▶ Exercise
Locate every line in the listing below that contains the word "Total" with the same capitalization, and copy each of those lines.

▶ Entries shown
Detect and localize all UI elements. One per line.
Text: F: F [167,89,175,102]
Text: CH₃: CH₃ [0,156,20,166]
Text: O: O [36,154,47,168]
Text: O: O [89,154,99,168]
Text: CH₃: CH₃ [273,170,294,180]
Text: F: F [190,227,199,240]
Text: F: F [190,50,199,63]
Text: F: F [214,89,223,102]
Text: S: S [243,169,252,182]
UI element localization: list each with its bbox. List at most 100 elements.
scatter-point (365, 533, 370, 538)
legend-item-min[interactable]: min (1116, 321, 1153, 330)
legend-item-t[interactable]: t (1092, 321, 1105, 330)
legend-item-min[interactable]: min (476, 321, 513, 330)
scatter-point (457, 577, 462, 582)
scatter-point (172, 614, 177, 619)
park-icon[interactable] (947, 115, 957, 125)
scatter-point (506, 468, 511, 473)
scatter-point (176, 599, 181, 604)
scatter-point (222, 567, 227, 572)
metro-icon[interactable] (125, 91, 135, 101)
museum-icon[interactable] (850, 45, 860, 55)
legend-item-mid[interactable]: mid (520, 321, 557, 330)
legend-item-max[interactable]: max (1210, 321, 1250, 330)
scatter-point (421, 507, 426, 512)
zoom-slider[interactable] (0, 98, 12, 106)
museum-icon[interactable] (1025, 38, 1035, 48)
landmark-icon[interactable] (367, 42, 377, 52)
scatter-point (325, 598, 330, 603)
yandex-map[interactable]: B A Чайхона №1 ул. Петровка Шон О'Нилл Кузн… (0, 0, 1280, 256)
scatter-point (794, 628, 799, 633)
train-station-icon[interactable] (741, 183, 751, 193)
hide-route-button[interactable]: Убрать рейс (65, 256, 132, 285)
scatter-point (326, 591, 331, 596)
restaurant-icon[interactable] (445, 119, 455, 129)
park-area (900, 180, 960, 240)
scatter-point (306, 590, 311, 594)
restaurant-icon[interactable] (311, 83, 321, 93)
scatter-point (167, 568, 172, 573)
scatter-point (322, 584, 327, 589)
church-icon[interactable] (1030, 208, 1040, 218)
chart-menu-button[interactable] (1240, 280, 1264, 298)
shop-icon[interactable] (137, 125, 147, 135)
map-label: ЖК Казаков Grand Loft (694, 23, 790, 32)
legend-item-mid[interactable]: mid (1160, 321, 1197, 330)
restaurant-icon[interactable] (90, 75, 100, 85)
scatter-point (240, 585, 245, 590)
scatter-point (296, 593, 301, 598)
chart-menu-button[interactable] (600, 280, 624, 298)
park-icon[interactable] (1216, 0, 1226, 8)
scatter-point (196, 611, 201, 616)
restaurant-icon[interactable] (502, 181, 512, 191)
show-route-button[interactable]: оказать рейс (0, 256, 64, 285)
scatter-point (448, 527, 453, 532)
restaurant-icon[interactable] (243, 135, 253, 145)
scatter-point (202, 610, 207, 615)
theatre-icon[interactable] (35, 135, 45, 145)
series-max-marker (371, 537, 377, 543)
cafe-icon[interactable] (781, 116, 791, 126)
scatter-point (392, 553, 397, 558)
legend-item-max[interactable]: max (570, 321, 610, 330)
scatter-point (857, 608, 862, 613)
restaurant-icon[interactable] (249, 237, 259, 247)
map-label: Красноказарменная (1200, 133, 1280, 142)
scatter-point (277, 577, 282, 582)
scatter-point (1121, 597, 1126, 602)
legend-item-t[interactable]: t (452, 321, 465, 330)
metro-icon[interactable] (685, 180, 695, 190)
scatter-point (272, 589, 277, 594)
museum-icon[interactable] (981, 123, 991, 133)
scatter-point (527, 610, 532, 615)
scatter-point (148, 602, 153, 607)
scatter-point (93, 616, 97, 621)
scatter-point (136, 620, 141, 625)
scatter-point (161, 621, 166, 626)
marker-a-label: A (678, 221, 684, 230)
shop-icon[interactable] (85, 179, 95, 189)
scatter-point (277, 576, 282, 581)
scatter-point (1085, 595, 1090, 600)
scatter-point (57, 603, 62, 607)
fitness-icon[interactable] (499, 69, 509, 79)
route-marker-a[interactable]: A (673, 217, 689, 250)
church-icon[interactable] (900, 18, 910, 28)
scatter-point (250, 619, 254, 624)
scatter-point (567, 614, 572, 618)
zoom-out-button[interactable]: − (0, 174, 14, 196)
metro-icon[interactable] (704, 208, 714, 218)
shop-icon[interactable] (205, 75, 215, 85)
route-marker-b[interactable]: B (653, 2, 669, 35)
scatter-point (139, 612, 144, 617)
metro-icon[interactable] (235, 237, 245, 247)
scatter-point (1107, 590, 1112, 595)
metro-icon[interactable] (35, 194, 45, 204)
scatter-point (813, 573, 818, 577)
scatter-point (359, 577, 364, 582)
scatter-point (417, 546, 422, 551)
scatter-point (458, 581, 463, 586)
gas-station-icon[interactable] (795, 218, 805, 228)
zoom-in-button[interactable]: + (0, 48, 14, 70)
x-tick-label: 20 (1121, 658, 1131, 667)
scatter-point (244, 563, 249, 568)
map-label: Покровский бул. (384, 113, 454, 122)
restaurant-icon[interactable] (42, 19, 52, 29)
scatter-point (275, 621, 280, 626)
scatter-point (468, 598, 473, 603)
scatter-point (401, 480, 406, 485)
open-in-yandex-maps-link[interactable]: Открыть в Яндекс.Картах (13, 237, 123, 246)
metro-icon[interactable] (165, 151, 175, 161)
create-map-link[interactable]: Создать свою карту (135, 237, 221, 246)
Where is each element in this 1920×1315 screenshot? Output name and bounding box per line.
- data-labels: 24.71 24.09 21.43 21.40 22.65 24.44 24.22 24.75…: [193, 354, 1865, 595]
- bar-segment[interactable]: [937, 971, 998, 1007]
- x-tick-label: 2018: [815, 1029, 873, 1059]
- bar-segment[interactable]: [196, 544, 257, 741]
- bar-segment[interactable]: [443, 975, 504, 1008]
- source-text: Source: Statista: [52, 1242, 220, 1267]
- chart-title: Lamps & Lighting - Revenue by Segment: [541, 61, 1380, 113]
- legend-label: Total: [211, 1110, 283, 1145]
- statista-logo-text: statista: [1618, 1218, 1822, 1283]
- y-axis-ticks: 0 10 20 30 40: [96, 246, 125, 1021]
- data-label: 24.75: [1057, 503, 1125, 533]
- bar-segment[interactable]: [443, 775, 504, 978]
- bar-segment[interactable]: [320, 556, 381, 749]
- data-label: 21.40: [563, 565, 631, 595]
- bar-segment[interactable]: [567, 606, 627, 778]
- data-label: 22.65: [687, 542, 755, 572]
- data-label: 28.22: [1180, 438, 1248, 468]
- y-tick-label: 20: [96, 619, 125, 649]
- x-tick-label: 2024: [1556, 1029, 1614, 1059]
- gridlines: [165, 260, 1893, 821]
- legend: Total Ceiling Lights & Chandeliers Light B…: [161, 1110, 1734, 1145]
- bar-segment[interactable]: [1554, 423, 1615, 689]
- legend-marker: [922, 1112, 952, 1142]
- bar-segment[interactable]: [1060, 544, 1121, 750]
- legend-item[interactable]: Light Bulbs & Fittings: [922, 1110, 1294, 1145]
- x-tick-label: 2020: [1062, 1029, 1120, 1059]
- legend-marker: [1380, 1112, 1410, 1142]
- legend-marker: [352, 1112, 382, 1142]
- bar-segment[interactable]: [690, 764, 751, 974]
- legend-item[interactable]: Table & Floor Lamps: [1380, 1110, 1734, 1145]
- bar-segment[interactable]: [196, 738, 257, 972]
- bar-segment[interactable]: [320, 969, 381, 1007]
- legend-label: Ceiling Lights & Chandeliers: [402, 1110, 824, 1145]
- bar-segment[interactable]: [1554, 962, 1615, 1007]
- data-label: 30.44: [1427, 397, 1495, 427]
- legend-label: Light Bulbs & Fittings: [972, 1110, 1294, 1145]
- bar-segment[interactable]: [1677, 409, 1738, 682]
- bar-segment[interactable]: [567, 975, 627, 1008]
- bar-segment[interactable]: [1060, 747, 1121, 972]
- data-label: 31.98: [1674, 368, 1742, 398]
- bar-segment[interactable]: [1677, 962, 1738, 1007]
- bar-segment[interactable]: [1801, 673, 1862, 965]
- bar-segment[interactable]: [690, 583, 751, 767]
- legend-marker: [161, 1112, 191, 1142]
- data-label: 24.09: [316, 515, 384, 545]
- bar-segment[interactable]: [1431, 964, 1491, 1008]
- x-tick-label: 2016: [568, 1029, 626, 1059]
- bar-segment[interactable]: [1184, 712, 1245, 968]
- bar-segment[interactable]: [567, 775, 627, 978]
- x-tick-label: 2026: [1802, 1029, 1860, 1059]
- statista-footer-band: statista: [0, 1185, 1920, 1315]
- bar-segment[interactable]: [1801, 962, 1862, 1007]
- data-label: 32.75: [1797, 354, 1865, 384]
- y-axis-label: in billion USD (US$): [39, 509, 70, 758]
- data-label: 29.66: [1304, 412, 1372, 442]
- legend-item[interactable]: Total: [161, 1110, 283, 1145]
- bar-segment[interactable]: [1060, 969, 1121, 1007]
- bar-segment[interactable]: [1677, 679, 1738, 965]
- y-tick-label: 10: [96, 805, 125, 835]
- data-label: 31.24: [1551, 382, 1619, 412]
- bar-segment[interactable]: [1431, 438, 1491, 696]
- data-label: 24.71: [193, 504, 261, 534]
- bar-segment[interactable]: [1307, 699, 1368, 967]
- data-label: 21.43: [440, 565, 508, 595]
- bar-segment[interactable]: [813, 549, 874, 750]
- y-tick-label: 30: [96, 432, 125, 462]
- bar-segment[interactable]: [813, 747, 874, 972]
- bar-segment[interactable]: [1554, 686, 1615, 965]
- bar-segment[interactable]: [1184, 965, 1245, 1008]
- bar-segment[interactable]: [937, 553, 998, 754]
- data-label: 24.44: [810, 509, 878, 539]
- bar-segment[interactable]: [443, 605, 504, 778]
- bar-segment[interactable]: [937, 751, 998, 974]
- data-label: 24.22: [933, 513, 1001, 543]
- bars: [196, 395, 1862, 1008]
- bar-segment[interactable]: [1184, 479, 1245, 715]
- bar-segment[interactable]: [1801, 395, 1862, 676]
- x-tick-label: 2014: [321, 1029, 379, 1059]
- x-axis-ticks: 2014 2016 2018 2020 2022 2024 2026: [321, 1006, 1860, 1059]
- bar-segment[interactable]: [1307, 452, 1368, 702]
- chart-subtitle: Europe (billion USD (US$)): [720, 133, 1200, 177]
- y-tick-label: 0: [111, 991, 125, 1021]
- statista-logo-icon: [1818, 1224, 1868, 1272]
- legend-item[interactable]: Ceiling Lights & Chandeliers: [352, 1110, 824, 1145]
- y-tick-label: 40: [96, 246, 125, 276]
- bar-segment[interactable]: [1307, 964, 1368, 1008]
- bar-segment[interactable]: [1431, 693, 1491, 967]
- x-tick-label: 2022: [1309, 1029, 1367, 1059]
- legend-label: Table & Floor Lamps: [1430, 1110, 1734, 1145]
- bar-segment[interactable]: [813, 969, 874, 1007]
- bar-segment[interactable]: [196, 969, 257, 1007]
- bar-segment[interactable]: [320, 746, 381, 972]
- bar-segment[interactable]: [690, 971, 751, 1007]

▶ Expected answer
- legend-label: Total: [211, 1110, 283, 1145]
- legend: Total Ceiling Lights & Chandeliers Light B…: [161, 1110, 1734, 1145]
- legend-item[interactable]: Total: [161, 1110, 283, 1145]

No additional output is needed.